[Dataset listings of figures]
──────────────────────────────
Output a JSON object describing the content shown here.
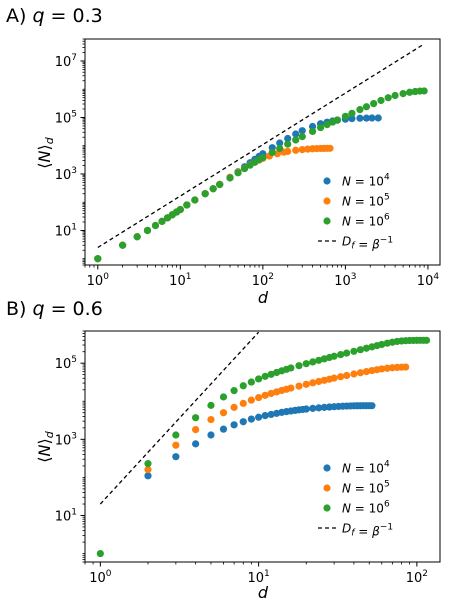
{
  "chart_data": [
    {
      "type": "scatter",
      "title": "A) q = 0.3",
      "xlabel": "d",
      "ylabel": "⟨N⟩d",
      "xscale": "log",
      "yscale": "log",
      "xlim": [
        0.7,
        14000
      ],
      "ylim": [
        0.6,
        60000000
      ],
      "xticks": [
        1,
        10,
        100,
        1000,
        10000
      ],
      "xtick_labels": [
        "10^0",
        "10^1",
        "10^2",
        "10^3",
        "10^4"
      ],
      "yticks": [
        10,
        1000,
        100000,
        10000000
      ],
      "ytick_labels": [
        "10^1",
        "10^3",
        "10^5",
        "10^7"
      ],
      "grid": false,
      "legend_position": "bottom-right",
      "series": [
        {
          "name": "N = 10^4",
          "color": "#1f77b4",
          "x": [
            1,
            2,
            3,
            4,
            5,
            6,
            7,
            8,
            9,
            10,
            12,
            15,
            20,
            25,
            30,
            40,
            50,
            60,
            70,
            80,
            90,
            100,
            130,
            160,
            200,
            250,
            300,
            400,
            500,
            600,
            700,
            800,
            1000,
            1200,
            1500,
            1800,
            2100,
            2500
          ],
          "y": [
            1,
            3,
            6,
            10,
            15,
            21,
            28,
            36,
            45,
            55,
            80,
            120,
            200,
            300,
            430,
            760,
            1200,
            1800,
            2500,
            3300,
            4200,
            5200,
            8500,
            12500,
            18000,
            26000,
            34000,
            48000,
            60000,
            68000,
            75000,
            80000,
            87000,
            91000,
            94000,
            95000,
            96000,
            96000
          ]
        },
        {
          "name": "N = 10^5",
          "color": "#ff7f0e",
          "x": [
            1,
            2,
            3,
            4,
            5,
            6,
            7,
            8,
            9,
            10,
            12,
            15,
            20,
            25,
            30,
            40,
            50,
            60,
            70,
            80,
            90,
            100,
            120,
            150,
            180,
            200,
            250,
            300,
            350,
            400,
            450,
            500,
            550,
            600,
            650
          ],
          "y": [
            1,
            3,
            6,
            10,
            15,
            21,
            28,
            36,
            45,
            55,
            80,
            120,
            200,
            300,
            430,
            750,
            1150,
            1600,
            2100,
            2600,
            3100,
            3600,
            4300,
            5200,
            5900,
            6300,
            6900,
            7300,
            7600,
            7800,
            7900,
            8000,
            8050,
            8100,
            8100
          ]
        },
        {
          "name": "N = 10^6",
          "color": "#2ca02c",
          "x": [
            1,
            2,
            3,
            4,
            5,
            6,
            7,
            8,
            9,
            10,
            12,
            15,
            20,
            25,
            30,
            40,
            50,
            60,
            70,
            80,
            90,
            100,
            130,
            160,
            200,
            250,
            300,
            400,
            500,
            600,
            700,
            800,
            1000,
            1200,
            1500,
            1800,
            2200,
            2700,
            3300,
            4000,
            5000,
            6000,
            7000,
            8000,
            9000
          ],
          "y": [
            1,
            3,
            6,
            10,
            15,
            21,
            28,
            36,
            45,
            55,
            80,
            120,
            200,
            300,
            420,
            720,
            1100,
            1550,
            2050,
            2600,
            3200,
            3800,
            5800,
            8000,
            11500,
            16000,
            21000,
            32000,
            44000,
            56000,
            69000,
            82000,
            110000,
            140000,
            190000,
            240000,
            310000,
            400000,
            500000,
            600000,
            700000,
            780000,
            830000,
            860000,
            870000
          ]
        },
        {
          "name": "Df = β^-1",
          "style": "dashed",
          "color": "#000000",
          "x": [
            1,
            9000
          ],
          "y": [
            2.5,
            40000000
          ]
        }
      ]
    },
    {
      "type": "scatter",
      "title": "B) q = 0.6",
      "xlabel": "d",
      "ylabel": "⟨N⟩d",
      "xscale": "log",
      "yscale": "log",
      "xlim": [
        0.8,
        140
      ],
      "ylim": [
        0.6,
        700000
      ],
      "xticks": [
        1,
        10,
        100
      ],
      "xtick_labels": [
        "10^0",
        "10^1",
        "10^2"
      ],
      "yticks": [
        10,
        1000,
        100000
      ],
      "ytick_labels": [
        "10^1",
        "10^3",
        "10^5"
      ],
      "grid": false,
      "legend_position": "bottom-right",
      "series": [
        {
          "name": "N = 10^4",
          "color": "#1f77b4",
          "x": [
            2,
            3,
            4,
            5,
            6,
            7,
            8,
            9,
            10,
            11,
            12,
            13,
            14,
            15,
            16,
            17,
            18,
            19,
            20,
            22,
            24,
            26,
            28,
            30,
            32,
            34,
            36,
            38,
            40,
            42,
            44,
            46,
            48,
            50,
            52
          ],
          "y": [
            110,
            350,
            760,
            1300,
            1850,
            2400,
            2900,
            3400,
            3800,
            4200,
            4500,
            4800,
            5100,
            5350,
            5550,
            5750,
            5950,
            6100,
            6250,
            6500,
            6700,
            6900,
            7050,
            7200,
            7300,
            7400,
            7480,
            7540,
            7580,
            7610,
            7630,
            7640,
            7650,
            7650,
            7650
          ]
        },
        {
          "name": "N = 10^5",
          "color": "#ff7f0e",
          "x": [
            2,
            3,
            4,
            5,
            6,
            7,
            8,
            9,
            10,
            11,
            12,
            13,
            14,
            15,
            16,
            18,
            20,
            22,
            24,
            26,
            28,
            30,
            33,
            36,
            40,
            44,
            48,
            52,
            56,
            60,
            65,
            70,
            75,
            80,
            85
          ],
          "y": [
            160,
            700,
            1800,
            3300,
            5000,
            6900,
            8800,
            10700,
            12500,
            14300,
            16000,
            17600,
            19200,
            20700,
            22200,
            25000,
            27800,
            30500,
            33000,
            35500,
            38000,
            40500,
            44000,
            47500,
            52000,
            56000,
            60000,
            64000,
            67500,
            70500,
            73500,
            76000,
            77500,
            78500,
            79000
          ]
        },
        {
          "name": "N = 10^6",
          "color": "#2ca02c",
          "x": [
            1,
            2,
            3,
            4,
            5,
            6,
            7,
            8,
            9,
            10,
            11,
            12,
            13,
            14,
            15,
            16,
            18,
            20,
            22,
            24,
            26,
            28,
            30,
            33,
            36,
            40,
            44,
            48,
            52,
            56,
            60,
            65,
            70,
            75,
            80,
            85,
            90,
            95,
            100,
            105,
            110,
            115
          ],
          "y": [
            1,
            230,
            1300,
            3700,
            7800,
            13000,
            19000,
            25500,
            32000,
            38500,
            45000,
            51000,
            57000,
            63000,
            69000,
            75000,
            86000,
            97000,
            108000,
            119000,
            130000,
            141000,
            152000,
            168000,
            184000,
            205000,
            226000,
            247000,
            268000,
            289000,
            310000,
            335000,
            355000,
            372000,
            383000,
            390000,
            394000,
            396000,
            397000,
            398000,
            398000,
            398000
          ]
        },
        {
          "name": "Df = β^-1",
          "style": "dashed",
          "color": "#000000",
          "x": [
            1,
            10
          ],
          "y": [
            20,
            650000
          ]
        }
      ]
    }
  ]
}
──────────────────────────────
Leave the pictures out, and transcribe each of the records exactly.

*SOLUTION:*
Output a JSON object describing the content shown here.
{
  "chart_data": [
    {
      "type": "scatter",
      "title": "A) q = 0.3",
      "xlabel": "d",
      "ylabel": "⟨N⟩d",
      "xscale": "log",
      "yscale": "log",
      "xlim": [
        0.7,
        14000
      ],
      "ylim": [
        0.6,
        60000000
      ],
      "xticks": [
        1,
        10,
        100,
        1000,
        10000
      ],
      "xtick_labels": [
        "10^0",
        "10^1",
        "10^2",
        "10^3",
        "10^4"
      ],
      "yticks": [
        10,
        1000,
        100000,
        10000000
      ],
      "ytick_labels": [
        "10^1",
        "10^3",
        "10^5",
        "10^7"
      ],
      "grid": false,
      "legend_position": "bottom-right",
      "series": [
        {
          "name": "N = 10^4",
          "color": "#1f77b4",
          "x": [
            1,
            2,
            3,
            4,
            5,
            6,
            7,
            8,
            9,
            10,
            12,
            15,
            20,
            25,
            30,
            40,
            50,
            60,
            70,
            80,
            90,
            100,
            130,
            160,
            200,
            250,
            300,
            400,
            500,
            600,
            700,
            800,
            1000,
            1200,
            1500,
            1800,
            2100,
            2500
          ],
          "y": [
            1,
            3,
            6,
            10,
            15,
            21,
            28,
            36,
            45,
            55,
            80,
            120,
            200,
            300,
            430,
            760,
            1200,
            1800,
            2500,
            3300,
            4200,
            5200,
            8500,
            12500,
            18000,
            26000,
            34000,
            48000,
            60000,
            68000,
            75000,
            80000,
            87000,
            91000,
            94000,
            95000,
            96000,
            96000
          ]
        },
        {
          "name": "N = 10^5",
          "color": "#ff7f0e",
          "x": [
            1,
            2,
            3,
            4,
            5,
            6,
            7,
            8,
            9,
            10,
            12,
            15,
            20,
            25,
            30,
            40,
            50,
            60,
            70,
            80,
            90,
            100,
            120,
            150,
            180,
            200,
            250,
            300,
            350,
            400,
            450,
            500,
            550,
            600,
            650
          ],
          "y": [
            1,
            3,
            6,
            10,
            15,
            21,
            28,
            36,
            45,
            55,
            80,
            120,
            200,
            300,
            430,
            750,
            1150,
            1600,
            2100,
            2600,
            3100,
            3600,
            4300,
            5200,
            5900,
            6300,
            6900,
            7300,
            7600,
            7800,
            7900,
            8000,
            8050,
            8100,
            8100
          ]
        },
        {
          "name": "N = 10^6",
          "color": "#2ca02c",
          "x": [
            1,
            2,
            3,
            4,
            5,
            6,
            7,
            8,
            9,
            10,
            12,
            15,
            20,
            25,
            30,
            40,
            50,
            60,
            70,
            80,
            90,
            100,
            130,
            160,
            200,
            250,
            300,
            400,
            500,
            600,
            700,
            800,
            1000,
            1200,
            1500,
            1800,
            2200,
            2700,
            3300,
            4000,
            5000,
            6000,
            7000,
            8000,
            9000
          ],
          "y": [
            1,
            3,
            6,
            10,
            15,
            21,
            28,
            36,
            45,
            55,
            80,
            120,
            200,
            300,
            420,
            720,
            1100,
            1550,
            2050,
            2600,
            3200,
            3800,
            5800,
            8000,
            11500,
            16000,
            21000,
            32000,
            44000,
            56000,
            69000,
            82000,
            110000,
            140000,
            190000,
            240000,
            310000,
            400000,
            500000,
            600000,
            700000,
            780000,
            830000,
            860000,
            870000
          ]
        },
        {
          "name": "Df = β^-1",
          "style": "dashed",
          "color": "#000000",
          "x": [
            1,
            9000
          ],
          "y": [
            2.5,
            40000000
          ]
        }
      ]
    },
    {
      "type": "scatter",
      "title": "B) q = 0.6",
      "xlabel": "d",
      "ylabel": "⟨N⟩d",
      "xscale": "log",
      "yscale": "log",
      "xlim": [
        0.8,
        140
      ],
      "ylim": [
        0.6,
        700000
      ],
      "xticks": [
        1,
        10,
        100
      ],
      "xtick_labels": [
        "10^0",
        "10^1",
        "10^2"
      ],
      "yticks": [
        10,
        1000,
        100000
      ],
      "ytick_labels": [
        "10^1",
        "10^3",
        "10^5"
      ],
      "grid": false,
      "legend_position": "bottom-right",
      "series": [
        {
          "name": "N = 10^4",
          "color": "#1f77b4",
          "x": [
            2,
            3,
            4,
            5,
            6,
            7,
            8,
            9,
            10,
            11,
            12,
            13,
            14,
            15,
            16,
            17,
            18,
            19,
            20,
            22,
            24,
            26,
            28,
            30,
            32,
            34,
            36,
            38,
            40,
            42,
            44,
            46,
            48,
            50,
            52
          ],
          "y": [
            110,
            350,
            760,
            1300,
            1850,
            2400,
            2900,
            3400,
            3800,
            4200,
            4500,
            4800,
            5100,
            5350,
            5550,
            5750,
            5950,
            6100,
            6250,
            6500,
            6700,
            6900,
            7050,
            7200,
            7300,
            7400,
            7480,
            7540,
            7580,
            7610,
            7630,
            7640,
            7650,
            7650,
            7650
          ]
        },
        {
          "name": "N = 10^5",
          "color": "#ff7f0e",
          "x": [
            2,
            3,
            4,
            5,
            6,
            7,
            8,
            9,
            10,
            11,
            12,
            13,
            14,
            15,
            16,
            18,
            20,
            22,
            24,
            26,
            28,
            30,
            33,
            36,
            40,
            44,
            48,
            52,
            56,
            60,
            65,
            70,
            75,
            80,
            85
          ],
          "y": [
            160,
            700,
            1800,
            3300,
            5000,
            6900,
            8800,
            10700,
            12500,
            14300,
            16000,
            17600,
            19200,
            20700,
            22200,
            25000,
            27800,
            30500,
            33000,
            35500,
            38000,
            40500,
            44000,
            47500,
            52000,
            56000,
            60000,
            64000,
            67500,
            70500,
            73500,
            76000,
            77500,
            78500,
            79000
          ]
        },
        {
          "name": "N = 10^6",
          "color": "#2ca02c",
          "x": [
            1,
            2,
            3,
            4,
            5,
            6,
            7,
            8,
            9,
            10,
            11,
            12,
            13,
            14,
            15,
            16,
            18,
            20,
            22,
            24,
            26,
            28,
            30,
            33,
            36,
            40,
            44,
            48,
            52,
            56,
            60,
            65,
            70,
            75,
            80,
            85,
            90,
            95,
            100,
            105,
            110,
            115
          ],
          "y": [
            1,
            230,
            1300,
            3700,
            7800,
            13000,
            19000,
            25500,
            32000,
            38500,
            45000,
            51000,
            57000,
            63000,
            69000,
            75000,
            86000,
            97000,
            108000,
            119000,
            130000,
            141000,
            152000,
            168000,
            184000,
            205000,
            226000,
            247000,
            268000,
            289000,
            310000,
            335000,
            355000,
            372000,
            383000,
            390000,
            394000,
            396000,
            397000,
            398000,
            398000,
            398000
          ]
        },
        {
          "name": "Df = β^-1",
          "style": "dashed",
          "color": "#000000",
          "x": [
            1,
            10
          ],
          "y": [
            20,
            650000
          ]
        }
      ]
    }
  ]
}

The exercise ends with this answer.